#### Stored items from a collection
>>>

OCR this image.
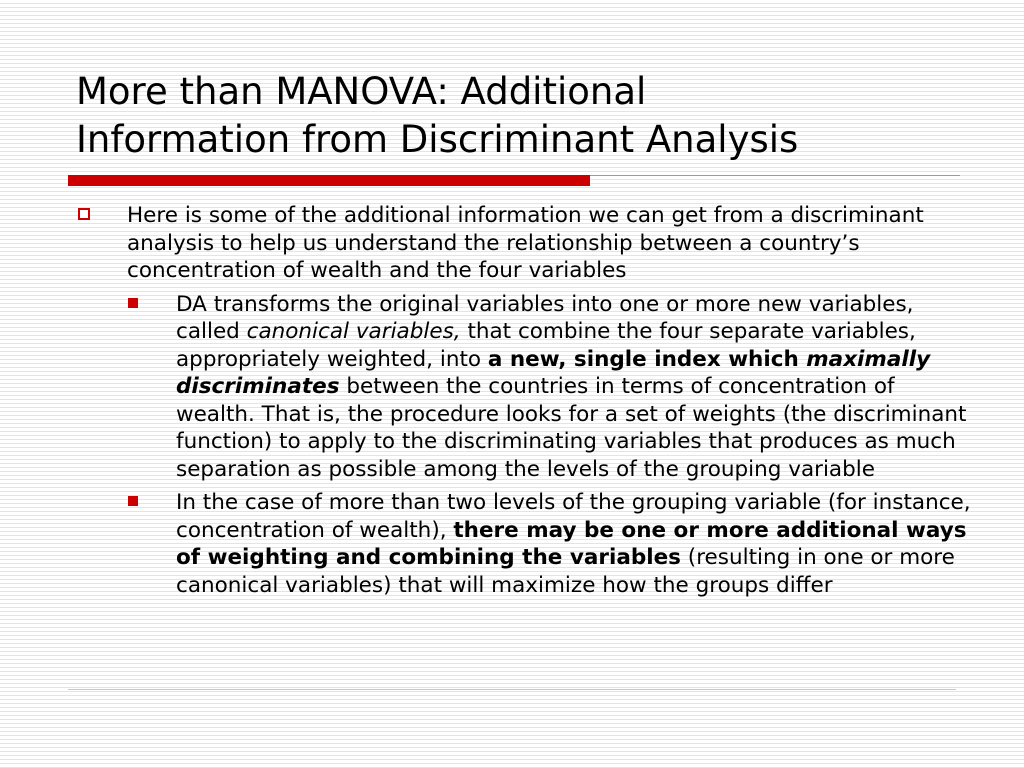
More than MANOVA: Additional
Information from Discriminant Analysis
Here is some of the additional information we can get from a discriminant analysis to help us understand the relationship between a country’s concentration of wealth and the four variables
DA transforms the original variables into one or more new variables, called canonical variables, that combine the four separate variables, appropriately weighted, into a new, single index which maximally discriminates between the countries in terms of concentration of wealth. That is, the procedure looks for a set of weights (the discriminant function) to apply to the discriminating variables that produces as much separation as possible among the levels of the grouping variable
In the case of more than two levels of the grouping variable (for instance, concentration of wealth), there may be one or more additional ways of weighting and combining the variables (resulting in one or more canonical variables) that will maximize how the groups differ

<<<
>>>

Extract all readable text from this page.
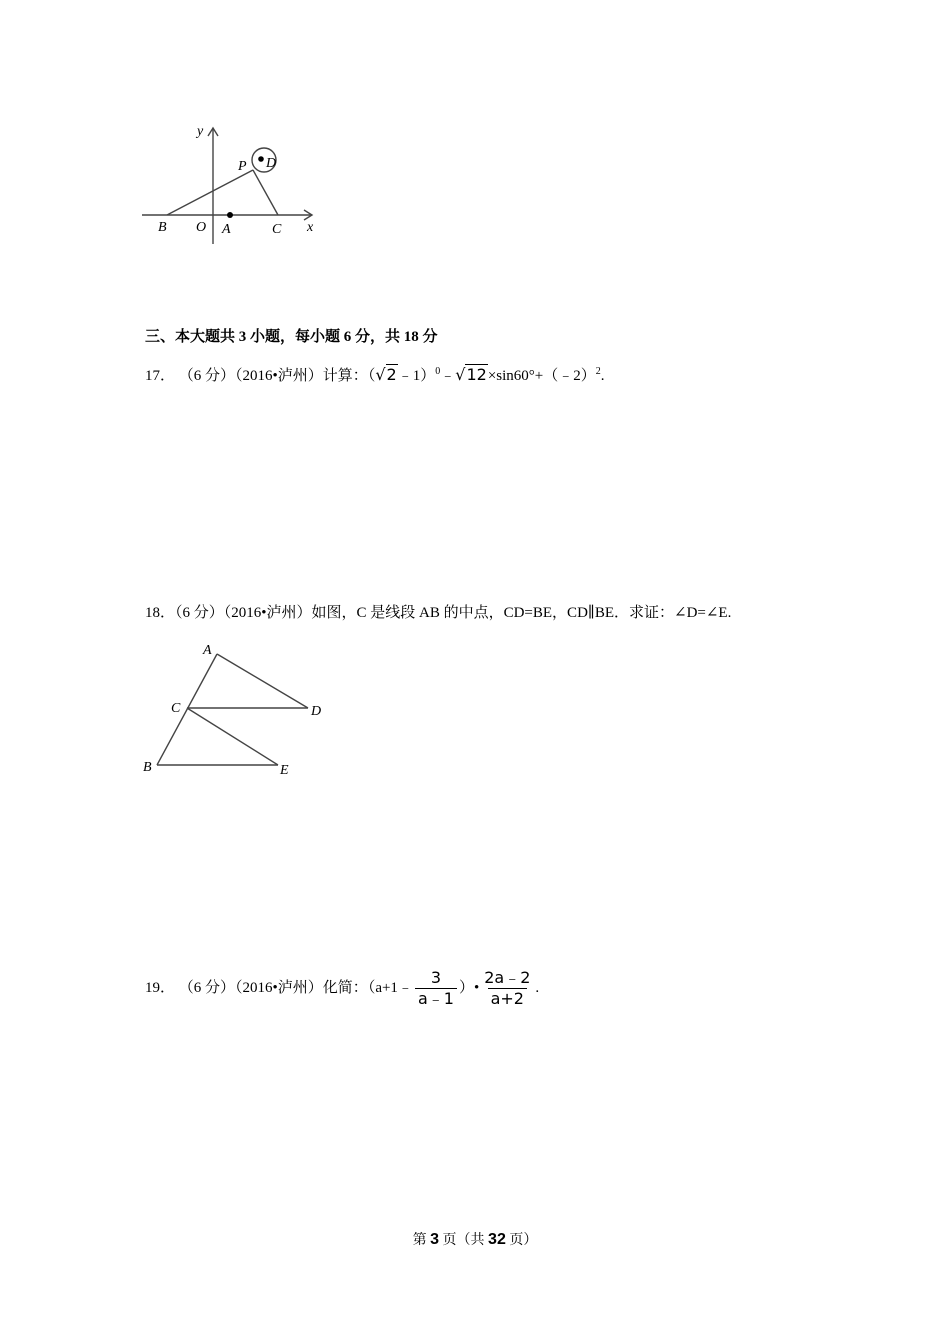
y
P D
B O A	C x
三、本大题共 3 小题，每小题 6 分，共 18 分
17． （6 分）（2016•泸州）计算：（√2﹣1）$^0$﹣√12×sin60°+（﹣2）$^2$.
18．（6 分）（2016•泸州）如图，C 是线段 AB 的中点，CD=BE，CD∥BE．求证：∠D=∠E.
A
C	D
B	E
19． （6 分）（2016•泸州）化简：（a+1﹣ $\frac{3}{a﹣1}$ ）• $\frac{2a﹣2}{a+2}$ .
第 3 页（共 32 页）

<<<
>>>

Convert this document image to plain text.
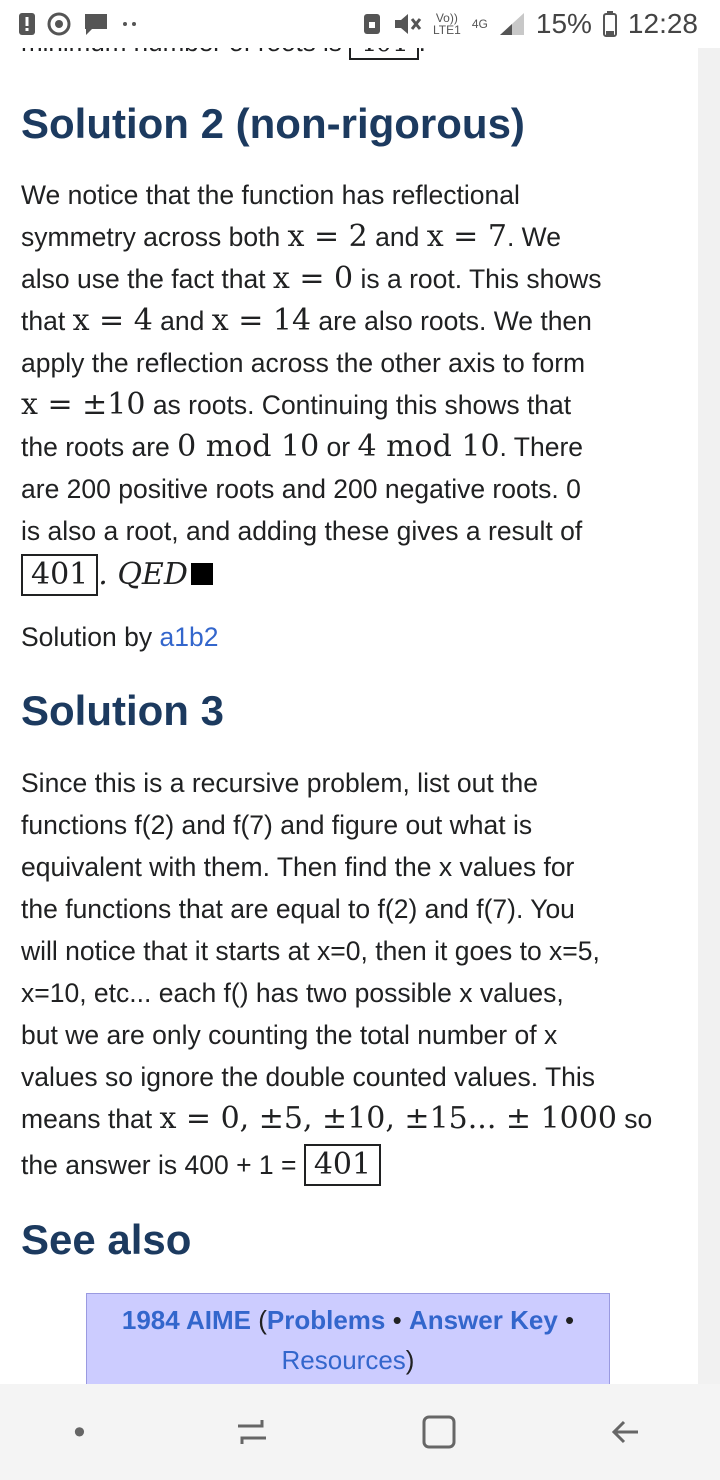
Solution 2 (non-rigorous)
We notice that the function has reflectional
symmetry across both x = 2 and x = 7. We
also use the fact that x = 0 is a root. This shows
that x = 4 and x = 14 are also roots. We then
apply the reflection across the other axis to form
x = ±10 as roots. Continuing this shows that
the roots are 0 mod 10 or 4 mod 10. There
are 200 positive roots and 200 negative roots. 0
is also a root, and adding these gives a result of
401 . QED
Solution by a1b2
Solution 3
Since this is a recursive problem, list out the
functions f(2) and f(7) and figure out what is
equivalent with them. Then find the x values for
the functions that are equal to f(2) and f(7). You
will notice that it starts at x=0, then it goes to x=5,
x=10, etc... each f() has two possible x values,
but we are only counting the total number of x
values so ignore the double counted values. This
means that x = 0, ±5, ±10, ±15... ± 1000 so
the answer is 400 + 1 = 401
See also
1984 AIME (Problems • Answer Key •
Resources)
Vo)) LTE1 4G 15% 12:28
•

<<<

#### Exercise brief
Find all lines holding the string "across" and copy them.

#### The reply
symmetry across both x = 2 and x = 7. We
apply the reflection across the other axis to form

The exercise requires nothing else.